*Task*. Exactly repeat the material, dropping every picture from the copy.

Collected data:
______

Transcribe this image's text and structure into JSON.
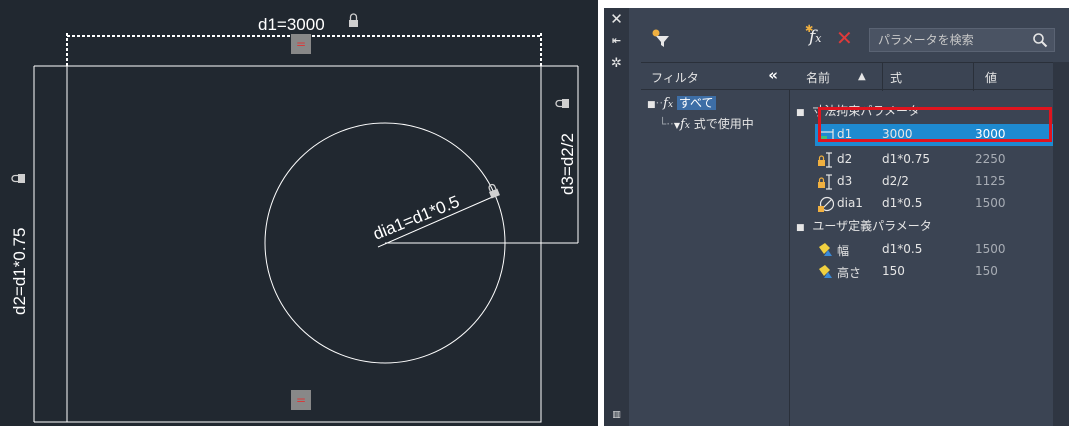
{
  "drawing": {
    "dimensions": {
      "d1": "d1=3000",
      "d2": "d2=d1*0.75",
      "d3": "d3=d2/2",
      "dia1": "dia1=d1*0.5"
    },
    "equal_marker": "="
  },
  "palette": {
    "strip_icons": [
      "close-icon",
      "autohide-icon",
      "settings-icon"
    ],
    "toolbar": {
      "filter_icon": "filter-icon",
      "new_param_icon": "fx-new-icon",
      "delete_icon": "delete-x-icon",
      "search_placeholder": "パラメータを検索"
    },
    "filter": {
      "title": "フィルタ",
      "collapse_label": "«",
      "tree": {
        "all": "すべて",
        "used_in_expr": "式で使用中"
      }
    },
    "grid": {
      "columns": {
        "name": "名前",
        "expr": "式",
        "value": "値"
      },
      "sort_indicator": "▲",
      "categories": [
        {
          "label": "寸法拘束パラメータ",
          "toggle": "■"
        },
        {
          "label": "ユーザ定義パラメータ",
          "toggle": "■"
        }
      ],
      "dimensional_rows": [
        {
          "name": "d1",
          "expr": "3000",
          "value": "3000",
          "icon": "linear-dim-icon",
          "selected": true
        },
        {
          "name": "d2",
          "expr": "d1*0.75",
          "value": "2250",
          "icon": "vertical-dim-icon",
          "selected": false
        },
        {
          "name": "d3",
          "expr": "d2/2",
          "value": "1125",
          "icon": "vertical-dim-icon",
          "selected": false
        },
        {
          "name": "dia1",
          "expr": "d1*0.5",
          "value": "1500",
          "icon": "diameter-dim-icon",
          "selected": false
        }
      ],
      "user_rows": [
        {
          "name": "幅",
          "expr": "d1*0.5",
          "value": "1500",
          "icon": "user-param-icon"
        },
        {
          "name": "高さ",
          "expr": "150",
          "value": "150",
          "icon": "user-param-icon"
        }
      ]
    },
    "accent_selected": "#1e8ad0",
    "highlight_color": "#e0141e"
  }
}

______

*Exercise output*.
Transcribe this image's text and structure into JSON.
{
  "drawing": {
    "dimensions": {
      "d1": "d1=3000",
      "d2": "d2=d1*0.75",
      "d3": "d3=d2/2",
      "dia1": "dia1=d1*0.5"
    },
    "equal_marker": "="
  },
  "palette": {
    "strip_icons": [
      "close-icon",
      "autohide-icon",
      "settings-icon"
    ],
    "toolbar": {
      "filter_icon": "filter-icon",
      "new_param_icon": "fx-new-icon",
      "delete_icon": "delete-x-icon",
      "search_placeholder": "パラメータを検索"
    },
    "filter": {
      "title": "フィルタ",
      "collapse_label": "«",
      "tree": {
        "all": "すべて",
        "used_in_expr": "式で使用中"
      }
    },
    "grid": {
      "columns": {
        "name": "名前",
        "expr": "式",
        "value": "値"
      },
      "sort_indicator": "▲",
      "categories": [
        {
          "label": "寸法拘束パラメータ",
          "toggle": "■"
        },
        {
          "label": "ユーザ定義パラメータ",
          "toggle": "■"
        }
      ],
      "dimensional_rows": [
        {
          "name": "d1",
          "expr": "3000",
          "value": "3000",
          "icon": "linear-dim-icon",
          "selected": true
        },
        {
          "name": "d2",
          "expr": "d1*0.75",
          "value": "2250",
          "icon": "vertical-dim-icon",
          "selected": false
        },
        {
          "name": "d3",
          "expr": "d2/2",
          "value": "1125",
          "icon": "vertical-dim-icon",
          "selected": false
        },
        {
          "name": "dia1",
          "expr": "d1*0.5",
          "value": "1500",
          "icon": "diameter-dim-icon",
          "selected": false
        }
      ],
      "user_rows": [
        {
          "name": "幅",
          "expr": "d1*0.5",
          "value": "1500",
          "icon": "user-param-icon"
        },
        {
          "name": "高さ",
          "expr": "150",
          "value": "150",
          "icon": "user-param-icon"
        }
      ]
    },
    "accent_selected": "#1e8ad0",
    "highlight_color": "#e0141e"
  }
}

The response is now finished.